»»

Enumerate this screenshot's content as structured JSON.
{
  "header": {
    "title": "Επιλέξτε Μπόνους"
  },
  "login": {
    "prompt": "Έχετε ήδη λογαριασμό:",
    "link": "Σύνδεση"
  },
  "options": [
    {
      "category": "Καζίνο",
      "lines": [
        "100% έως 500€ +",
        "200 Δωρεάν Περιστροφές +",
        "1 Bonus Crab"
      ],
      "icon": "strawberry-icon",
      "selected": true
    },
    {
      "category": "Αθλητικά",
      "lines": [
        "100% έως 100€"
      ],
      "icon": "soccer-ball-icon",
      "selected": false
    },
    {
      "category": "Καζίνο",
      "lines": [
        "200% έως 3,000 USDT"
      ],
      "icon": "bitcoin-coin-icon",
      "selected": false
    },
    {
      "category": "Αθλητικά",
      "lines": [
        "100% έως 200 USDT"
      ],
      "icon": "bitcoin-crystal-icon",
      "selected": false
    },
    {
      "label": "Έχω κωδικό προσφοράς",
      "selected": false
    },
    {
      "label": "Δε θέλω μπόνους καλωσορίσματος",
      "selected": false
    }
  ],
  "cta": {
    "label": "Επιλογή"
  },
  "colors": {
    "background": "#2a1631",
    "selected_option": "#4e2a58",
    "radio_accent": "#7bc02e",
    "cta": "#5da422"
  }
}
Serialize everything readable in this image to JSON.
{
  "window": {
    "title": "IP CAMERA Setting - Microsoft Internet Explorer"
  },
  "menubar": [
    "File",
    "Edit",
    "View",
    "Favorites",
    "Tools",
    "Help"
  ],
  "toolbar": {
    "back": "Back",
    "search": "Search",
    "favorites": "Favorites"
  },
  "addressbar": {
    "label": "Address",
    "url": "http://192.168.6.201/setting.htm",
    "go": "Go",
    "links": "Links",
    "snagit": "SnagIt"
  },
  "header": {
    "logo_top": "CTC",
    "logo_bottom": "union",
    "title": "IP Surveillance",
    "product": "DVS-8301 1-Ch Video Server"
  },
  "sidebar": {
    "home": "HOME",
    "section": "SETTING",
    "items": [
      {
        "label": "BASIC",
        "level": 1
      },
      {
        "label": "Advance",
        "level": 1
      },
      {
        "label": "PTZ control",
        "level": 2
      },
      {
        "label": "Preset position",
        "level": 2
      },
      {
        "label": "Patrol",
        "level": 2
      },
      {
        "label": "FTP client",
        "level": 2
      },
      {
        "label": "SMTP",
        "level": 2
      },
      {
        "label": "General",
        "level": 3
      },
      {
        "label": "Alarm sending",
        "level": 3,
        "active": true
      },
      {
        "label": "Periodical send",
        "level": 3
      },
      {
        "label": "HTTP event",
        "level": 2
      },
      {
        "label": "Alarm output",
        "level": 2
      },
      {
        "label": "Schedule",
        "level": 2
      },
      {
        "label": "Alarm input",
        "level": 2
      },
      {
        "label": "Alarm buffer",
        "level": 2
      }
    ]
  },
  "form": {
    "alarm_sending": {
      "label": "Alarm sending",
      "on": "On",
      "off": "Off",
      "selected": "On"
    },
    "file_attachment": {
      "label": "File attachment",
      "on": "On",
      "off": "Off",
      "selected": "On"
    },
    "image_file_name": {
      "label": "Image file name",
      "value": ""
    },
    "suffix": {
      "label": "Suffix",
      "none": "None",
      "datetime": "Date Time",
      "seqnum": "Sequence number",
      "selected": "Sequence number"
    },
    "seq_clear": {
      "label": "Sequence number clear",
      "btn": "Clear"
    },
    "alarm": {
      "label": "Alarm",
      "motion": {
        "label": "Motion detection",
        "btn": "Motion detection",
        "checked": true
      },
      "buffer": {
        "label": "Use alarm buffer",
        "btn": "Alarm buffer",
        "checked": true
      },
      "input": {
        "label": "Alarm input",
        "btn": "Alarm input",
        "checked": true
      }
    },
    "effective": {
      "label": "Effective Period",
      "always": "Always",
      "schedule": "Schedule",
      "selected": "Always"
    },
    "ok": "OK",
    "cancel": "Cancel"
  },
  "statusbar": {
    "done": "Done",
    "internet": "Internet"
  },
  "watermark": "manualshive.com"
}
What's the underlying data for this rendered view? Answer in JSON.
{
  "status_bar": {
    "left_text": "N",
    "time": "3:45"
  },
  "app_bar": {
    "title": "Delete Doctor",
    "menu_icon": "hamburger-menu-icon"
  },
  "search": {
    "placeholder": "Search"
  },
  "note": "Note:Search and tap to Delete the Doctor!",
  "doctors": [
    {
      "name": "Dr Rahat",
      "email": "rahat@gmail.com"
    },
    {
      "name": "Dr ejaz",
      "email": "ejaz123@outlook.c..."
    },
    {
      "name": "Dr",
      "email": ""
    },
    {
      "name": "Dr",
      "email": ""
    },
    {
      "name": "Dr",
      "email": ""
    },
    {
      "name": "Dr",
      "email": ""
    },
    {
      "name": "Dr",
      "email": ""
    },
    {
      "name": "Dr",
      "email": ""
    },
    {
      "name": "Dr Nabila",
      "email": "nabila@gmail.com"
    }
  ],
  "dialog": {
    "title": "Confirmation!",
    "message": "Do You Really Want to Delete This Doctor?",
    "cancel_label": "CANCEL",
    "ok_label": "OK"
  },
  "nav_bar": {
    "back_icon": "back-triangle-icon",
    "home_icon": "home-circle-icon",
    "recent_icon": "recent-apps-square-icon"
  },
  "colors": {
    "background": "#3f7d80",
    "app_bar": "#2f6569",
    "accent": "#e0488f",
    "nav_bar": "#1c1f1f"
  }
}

««

Work to complete - Reproduce every record, matching each line exactly.

Written answer -
Enumerate this screenshot's content as structured JSON.
{
  "header": {
    "title": "Επιλέξτε Μπόνους"
  },
  "login": {
    "prompt": "Έχετε ήδη λογαριασμό:",
    "link": "Σύνδεση"
  },
  "options": [
    {
      "category": "Καζίνο",
      "lines": [
        "100% έως 500€ +",
        "200 Δωρεάν Περιστροφές +",
        "1 Bonus Crab"
      ],
      "icon": "strawberry-icon",
      "selected": true
    },
    {
      "category": "Αθλητικά",
      "lines": [
        "100% έως 100€"
      ],
      "icon": "soccer-ball-icon",
      "selected": false
    },
    {
      "category": "Καζίνο",
      "lines": [
        "200% έως 3,000 USDT"
      ],
      "icon": "bitcoin-coin-icon",
      "selected": false
    },
    {
      "category": "Αθλητικά",
      "lines": [
        "100% έως 200 USDT"
      ],
      "icon": "bitcoin-crystal-icon",
      "selected": false
    },
    {
      "label": "Έχω κωδικό προσφοράς",
      "selected": false
    },
    {
      "label": "Δε θέλω μπόνους καλωσορίσματος",
      "selected": false
    }
  ],
  "cta": {
    "label": "Επιλογή"
  },
  "colors": {
    "background": "#2a1631",
    "selected_option": "#4e2a58",
    "radio_accent": "#7bc02e",
    "cta": "#5da422"
  }
}
Serialize everything readable in this image to JSON.
{
  "window": {
    "title": "IP CAMERA Setting - Microsoft Internet Explorer"
  },
  "menubar": [
    "File",
    "Edit",
    "View",
    "Favorites",
    "Tools",
    "Help"
  ],
  "toolbar": {
    "back": "Back",
    "search": "Search",
    "favorites": "Favorites"
  },
  "addressbar": {
    "label": "Address",
    "url": "http://192.168.6.201/setting.htm",
    "go": "Go",
    "links": "Links",
    "snagit": "SnagIt"
  },
  "header": {
    "logo_top": "CTC",
    "logo_bottom": "union",
    "title": "IP Surveillance",
    "product": "DVS-8301 1-Ch Video Server"
  },
  "sidebar": {
    "home": "HOME",
    "section": "SETTING",
    "items": [
      {
        "label": "BASIC",
        "level": 1
      },
      {
        "label": "Advance",
        "level": 1
      },
      {
        "label": "PTZ control",
        "level": 2
      },
      {
        "label": "Preset position",
        "level": 2
      },
      {
        "label": "Patrol",
        "level": 2
      },
      {
        "label": "FTP client",
        "level": 2
      },
      {
        "label": "SMTP",
        "level": 2
      },
      {
        "label": "General",
        "level": 3
      },
      {
        "label": "Alarm sending",
        "level": 3,
        "active": true
      },
      {
        "label": "Periodical send",
        "level": 3
      },
      {
        "label": "HTTP event",
        "level": 2
      },
      {
        "label": "Alarm output",
        "level": 2
      },
      {
        "label": "Schedule",
        "level": 2
      },
      {
        "label": "Alarm input",
        "level": 2
      },
      {
        "label": "Alarm buffer",
        "level": 2
      }
    ]
  },
  "form": {
    "alarm_sending": {
      "label": "Alarm sending",
      "on": "On",
      "off": "Off",
      "selected": "On"
    },
    "file_attachment": {
      "label": "File attachment",
      "on": "On",
      "off": "Off",
      "selected": "On"
    },
    "image_file_name": {
      "label": "Image file name",
      "value": ""
    },
    "suffix": {
      "label": "Suffix",
      "none": "None",
      "datetime": "Date Time",
      "seqnum": "Sequence number",
      "selected": "Sequence number"
    },
    "seq_clear": {
      "label": "Sequence number clear",
      "btn": "Clear"
    },
    "alarm": {
      "label": "Alarm",
      "motion": {
        "label": "Motion detection",
        "btn": "Motion detection",
        "checked": true
      },
      "buffer": {
        "label": "Use alarm buffer",
        "btn": "Alarm buffer",
        "checked": true
      },
      "input": {
        "label": "Alarm input",
        "btn": "Alarm input",
        "checked": true
      }
    },
    "effective": {
      "label": "Effective Period",
      "always": "Always",
      "schedule": "Schedule",
      "selected": "Always"
    },
    "ok": "OK",
    "cancel": "Cancel"
  },
  "statusbar": {
    "done": "Done",
    "internet": "Internet"
  },
  "watermark": "manualshive.com"
}
What's the underlying data for this rendered view? Answer in JSON.
{
  "status_bar": {
    "left_text": "N",
    "time": "3:45"
  },
  "app_bar": {
    "title": "Delete Doctor",
    "menu_icon": "hamburger-menu-icon"
  },
  "search": {
    "placeholder": "Search"
  },
  "note": "Note:Search and tap to Delete the Doctor!",
  "doctors": [
    {
      "name": "Dr Rahat",
      "email": "rahat@gmail.com"
    },
    {
      "name": "Dr ejaz",
      "email": "ejaz123@outlook.c..."
    },
    {
      "name": "Dr",
      "email": ""
    },
    {
      "name": "Dr",
      "email": ""
    },
    {
      "name": "Dr",
      "email": ""
    },
    {
      "name": "Dr",
      "email": ""
    },
    {
      "name": "Dr",
      "email": ""
    },
    {
      "name": "Dr",
      "email": ""
    },
    {
      "name": "Dr Nabila",
      "email": "nabila@gmail.com"
    }
  ],
  "dialog": {
    "title": "Confirmation!",
    "message": "Do You Really Want to Delete This Doctor?",
    "cancel_label": "CANCEL",
    "ok_label": "OK"
  },
  "nav_bar": {
    "back_icon": "back-triangle-icon",
    "home_icon": "home-circle-icon",
    "recent_icon": "recent-apps-square-icon"
  },
  "colors": {
    "background": "#3f7d80",
    "app_bar": "#2f6569",
    "accent": "#e0488f",
    "nav_bar": "#1c1f1f"
  }
}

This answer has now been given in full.